§ **SHORT TASK**:
Your task is to copy every line of the records below that contains "JSON".

:: EXERCISE DATA

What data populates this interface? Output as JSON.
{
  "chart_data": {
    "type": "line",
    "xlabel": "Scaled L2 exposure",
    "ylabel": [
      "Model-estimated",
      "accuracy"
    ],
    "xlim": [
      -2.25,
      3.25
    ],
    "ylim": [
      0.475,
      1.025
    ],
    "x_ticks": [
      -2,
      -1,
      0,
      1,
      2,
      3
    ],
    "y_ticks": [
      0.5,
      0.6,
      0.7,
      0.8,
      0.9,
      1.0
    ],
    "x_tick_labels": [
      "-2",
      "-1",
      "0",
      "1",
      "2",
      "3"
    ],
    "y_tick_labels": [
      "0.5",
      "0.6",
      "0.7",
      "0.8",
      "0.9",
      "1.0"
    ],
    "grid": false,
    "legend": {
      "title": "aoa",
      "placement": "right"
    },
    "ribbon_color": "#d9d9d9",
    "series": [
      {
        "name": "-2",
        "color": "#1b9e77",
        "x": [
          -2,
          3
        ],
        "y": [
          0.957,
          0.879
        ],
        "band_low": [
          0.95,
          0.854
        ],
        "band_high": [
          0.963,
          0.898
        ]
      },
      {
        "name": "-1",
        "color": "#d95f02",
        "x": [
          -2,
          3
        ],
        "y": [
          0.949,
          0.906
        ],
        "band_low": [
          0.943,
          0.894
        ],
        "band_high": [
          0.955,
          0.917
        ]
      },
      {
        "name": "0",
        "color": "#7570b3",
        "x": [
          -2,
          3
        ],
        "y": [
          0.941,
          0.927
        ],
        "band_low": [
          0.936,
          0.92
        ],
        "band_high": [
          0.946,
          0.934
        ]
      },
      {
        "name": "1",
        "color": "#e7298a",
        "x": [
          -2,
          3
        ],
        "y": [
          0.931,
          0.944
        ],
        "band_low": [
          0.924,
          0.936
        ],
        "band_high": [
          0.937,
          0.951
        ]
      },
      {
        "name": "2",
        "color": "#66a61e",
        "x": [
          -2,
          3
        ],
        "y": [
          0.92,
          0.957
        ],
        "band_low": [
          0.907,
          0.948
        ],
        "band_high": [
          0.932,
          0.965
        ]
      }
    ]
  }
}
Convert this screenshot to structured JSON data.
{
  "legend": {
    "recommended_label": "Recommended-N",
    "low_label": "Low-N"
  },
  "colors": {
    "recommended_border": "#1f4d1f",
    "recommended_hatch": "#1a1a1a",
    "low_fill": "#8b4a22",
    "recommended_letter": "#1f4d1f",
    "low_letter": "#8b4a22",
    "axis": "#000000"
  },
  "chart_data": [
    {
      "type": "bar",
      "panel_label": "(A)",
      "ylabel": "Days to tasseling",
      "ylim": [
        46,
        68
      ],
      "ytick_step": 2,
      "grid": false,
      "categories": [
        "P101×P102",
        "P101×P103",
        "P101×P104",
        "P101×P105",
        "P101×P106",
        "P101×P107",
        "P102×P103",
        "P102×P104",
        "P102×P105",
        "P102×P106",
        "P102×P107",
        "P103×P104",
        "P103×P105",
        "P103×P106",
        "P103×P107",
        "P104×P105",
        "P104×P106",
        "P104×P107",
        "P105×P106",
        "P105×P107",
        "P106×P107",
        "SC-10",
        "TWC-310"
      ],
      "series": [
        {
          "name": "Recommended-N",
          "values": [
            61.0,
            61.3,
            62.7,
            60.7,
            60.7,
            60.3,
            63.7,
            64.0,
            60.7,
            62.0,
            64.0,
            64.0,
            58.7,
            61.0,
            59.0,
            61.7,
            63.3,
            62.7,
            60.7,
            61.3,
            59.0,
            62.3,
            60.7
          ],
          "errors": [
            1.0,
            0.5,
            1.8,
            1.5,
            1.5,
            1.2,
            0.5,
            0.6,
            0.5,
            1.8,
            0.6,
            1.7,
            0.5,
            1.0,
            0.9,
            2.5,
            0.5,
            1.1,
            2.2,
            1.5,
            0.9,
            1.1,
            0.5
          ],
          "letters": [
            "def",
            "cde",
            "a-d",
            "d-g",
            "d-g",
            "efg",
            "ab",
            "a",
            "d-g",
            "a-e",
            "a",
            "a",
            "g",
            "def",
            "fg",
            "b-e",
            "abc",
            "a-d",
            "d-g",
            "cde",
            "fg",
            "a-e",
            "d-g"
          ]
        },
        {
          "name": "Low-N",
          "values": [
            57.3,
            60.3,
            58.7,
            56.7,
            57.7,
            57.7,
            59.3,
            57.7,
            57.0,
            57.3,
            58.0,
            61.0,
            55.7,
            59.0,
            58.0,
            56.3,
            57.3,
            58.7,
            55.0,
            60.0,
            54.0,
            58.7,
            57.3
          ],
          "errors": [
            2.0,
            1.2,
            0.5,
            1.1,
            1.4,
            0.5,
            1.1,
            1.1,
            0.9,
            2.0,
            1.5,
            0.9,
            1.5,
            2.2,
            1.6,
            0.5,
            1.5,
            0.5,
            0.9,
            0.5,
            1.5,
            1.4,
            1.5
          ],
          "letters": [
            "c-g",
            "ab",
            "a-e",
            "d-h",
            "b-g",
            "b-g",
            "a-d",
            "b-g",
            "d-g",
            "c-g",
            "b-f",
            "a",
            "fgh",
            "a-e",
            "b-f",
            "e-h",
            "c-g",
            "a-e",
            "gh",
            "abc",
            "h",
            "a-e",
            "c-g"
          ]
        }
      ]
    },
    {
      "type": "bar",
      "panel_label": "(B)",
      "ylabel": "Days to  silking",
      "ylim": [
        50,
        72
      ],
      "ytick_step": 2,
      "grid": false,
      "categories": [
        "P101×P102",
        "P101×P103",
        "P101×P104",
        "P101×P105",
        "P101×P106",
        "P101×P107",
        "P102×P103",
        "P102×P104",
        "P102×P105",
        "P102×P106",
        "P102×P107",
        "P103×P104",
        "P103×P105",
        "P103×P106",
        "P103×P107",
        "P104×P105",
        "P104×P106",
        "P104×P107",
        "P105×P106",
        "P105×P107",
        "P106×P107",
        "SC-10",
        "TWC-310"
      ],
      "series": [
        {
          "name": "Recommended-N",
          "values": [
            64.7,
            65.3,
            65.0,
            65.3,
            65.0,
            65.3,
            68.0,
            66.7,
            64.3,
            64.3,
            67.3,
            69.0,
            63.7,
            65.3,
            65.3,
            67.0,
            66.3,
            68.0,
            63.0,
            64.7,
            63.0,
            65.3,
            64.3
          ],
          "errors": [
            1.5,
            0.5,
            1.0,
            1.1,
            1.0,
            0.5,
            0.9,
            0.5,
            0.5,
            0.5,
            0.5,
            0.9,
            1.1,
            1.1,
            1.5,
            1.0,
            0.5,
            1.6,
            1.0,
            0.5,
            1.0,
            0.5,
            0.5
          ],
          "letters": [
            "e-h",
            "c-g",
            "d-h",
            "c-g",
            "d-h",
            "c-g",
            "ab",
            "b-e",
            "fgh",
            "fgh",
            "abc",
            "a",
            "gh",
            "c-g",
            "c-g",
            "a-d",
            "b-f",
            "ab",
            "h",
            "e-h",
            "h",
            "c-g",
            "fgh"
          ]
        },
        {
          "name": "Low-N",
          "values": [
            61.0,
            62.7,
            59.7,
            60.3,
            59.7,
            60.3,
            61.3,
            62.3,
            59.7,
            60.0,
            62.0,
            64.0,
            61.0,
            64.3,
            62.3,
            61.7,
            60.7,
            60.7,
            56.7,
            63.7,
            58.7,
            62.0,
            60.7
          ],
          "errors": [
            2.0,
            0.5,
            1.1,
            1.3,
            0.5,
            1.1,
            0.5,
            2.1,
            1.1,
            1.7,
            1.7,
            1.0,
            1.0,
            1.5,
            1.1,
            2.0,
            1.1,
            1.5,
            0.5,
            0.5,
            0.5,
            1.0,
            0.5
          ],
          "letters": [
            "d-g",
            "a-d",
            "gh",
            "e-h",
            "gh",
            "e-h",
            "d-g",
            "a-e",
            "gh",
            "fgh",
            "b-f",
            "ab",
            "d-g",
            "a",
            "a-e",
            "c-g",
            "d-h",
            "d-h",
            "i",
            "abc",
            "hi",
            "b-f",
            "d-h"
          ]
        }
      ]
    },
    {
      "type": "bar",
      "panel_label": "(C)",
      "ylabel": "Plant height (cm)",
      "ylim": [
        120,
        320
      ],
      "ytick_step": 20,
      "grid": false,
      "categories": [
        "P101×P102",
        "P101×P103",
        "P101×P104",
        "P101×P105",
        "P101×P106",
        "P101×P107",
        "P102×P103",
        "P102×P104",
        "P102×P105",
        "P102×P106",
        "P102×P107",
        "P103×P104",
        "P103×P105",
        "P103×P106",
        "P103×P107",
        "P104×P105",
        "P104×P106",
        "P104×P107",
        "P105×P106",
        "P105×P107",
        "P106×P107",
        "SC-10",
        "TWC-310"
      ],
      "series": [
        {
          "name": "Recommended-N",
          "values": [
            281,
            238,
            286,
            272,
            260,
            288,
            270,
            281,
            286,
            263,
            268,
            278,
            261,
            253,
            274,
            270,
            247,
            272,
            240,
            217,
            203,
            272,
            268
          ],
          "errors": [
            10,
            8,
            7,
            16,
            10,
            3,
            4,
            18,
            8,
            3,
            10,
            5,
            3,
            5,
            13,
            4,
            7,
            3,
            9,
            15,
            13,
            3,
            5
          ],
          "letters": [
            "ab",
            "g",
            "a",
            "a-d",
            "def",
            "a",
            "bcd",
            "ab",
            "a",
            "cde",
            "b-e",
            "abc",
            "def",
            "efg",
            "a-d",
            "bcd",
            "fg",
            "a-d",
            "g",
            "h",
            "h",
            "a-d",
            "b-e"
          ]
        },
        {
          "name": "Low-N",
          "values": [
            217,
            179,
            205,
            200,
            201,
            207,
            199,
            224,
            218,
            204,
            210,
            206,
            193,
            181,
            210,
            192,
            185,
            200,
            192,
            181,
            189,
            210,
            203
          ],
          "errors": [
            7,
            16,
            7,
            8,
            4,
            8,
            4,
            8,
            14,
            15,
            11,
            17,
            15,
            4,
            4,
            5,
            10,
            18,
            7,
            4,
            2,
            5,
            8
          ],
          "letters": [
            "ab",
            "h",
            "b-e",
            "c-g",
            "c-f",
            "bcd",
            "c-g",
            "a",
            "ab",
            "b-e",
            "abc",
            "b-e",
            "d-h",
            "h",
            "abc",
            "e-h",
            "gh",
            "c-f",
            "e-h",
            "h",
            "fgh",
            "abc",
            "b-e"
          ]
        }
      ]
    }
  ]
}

::::

§ **SOLVED PROBLEM**:
What data populates this interface? Output as JSON.
Convert this screenshot to structured JSON data.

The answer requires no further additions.